- _DATA FOR THIS TASK_:
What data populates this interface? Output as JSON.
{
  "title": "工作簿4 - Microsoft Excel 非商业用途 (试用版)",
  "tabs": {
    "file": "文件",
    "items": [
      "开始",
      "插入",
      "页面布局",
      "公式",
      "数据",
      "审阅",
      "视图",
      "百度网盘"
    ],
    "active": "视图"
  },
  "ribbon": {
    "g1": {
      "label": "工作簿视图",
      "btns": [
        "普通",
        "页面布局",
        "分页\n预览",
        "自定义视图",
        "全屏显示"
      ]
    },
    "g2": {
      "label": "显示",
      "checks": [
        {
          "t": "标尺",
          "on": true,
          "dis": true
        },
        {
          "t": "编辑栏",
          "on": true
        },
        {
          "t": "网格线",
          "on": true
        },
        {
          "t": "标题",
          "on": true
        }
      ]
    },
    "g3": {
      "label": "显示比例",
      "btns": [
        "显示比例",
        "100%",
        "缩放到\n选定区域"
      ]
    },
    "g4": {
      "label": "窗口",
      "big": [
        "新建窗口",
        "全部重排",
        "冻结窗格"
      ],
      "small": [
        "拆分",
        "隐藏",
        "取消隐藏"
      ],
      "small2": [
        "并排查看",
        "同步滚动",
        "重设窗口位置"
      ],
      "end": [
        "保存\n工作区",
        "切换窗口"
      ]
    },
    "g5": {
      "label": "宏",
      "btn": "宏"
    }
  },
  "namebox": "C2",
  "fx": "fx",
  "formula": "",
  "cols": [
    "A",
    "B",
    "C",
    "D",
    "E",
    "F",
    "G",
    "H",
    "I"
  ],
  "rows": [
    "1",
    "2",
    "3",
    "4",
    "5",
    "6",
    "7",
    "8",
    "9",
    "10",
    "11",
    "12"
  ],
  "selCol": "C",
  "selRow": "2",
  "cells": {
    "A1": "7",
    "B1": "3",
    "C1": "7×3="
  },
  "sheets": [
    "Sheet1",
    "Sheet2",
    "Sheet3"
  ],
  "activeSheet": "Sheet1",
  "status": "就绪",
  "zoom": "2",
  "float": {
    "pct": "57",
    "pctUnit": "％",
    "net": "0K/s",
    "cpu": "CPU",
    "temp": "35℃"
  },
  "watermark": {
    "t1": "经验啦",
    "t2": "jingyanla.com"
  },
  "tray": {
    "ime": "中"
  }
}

- _INSTRUCTION_: Your task is to retype all of the records exactly.

- _RESULT OF THE TASK_:
What data populates this interface? Output as JSON.
{
  "title": "工作簿4 - Microsoft Excel 非商业用途 (试用版)",
  "tabs": {
    "file": "文件",
    "items": [
      "开始",
      "插入",
      "页面布局",
      "公式",
      "数据",
      "审阅",
      "视图",
      "百度网盘"
    ],
    "active": "视图"
  },
  "ribbon": {
    "g1": {
      "label": "工作簿视图",
      "btns": [
        "普通",
        "页面布局",
        "分页\n预览",
        "自定义视图",
        "全屏显示"
      ]
    },
    "g2": {
      "label": "显示",
      "checks": [
        {
          "t": "标尺",
          "on": true,
          "dis": true
        },
        {
          "t": "编辑栏",
          "on": true
        },
        {
          "t": "网格线",
          "on": true
        },
        {
          "t": "标题",
          "on": true
        }
      ]
    },
    "g3": {
      "label": "显示比例",
      "btns": [
        "显示比例",
        "100%",
        "缩放到\n选定区域"
      ]
    },
    "g4": {
      "label": "窗口",
      "big": [
        "新建窗口",
        "全部重排",
        "冻结窗格"
      ],
      "small": [
        "拆分",
        "隐藏",
        "取消隐藏"
      ],
      "small2": [
        "并排查看",
        "同步滚动",
        "重设窗口位置"
      ],
      "end": [
        "保存\n工作区",
        "切换窗口"
      ]
    },
    "g5": {
      "label": "宏",
      "btn": "宏"
    }
  },
  "namebox": "C2",
  "fx": "fx",
  "formula": "",
  "cols": [
    "A",
    "B",
    "C",
    "D",
    "E",
    "F",
    "G",
    "H",
    "I"
  ],
  "rows": [
    "1",
    "2",
    "3",
    "4",
    "5",
    "6",
    "7",
    "8",
    "9",
    "10",
    "11",
    "12"
  ],
  "selCol": "C",
  "selRow": "2",
  "cells": {
    "A1": "7",
    "B1": "3",
    "C1": "7×3="
  },
  "sheets": [
    "Sheet1",
    "Sheet2",
    "Sheet3"
  ],
  "activeSheet": "Sheet1",
  "status": "就绪",
  "zoom": "2",
  "float": {
    "pct": "57",
    "pctUnit": "％",
    "net": "0K/s",
    "cpu": "CPU",
    "temp": "35℃"
  },
  "watermark": {
    "t1": "经验啦",
    "t2": "jingyanla.com"
  },
  "tray": {
    "ime": "中"
  }
}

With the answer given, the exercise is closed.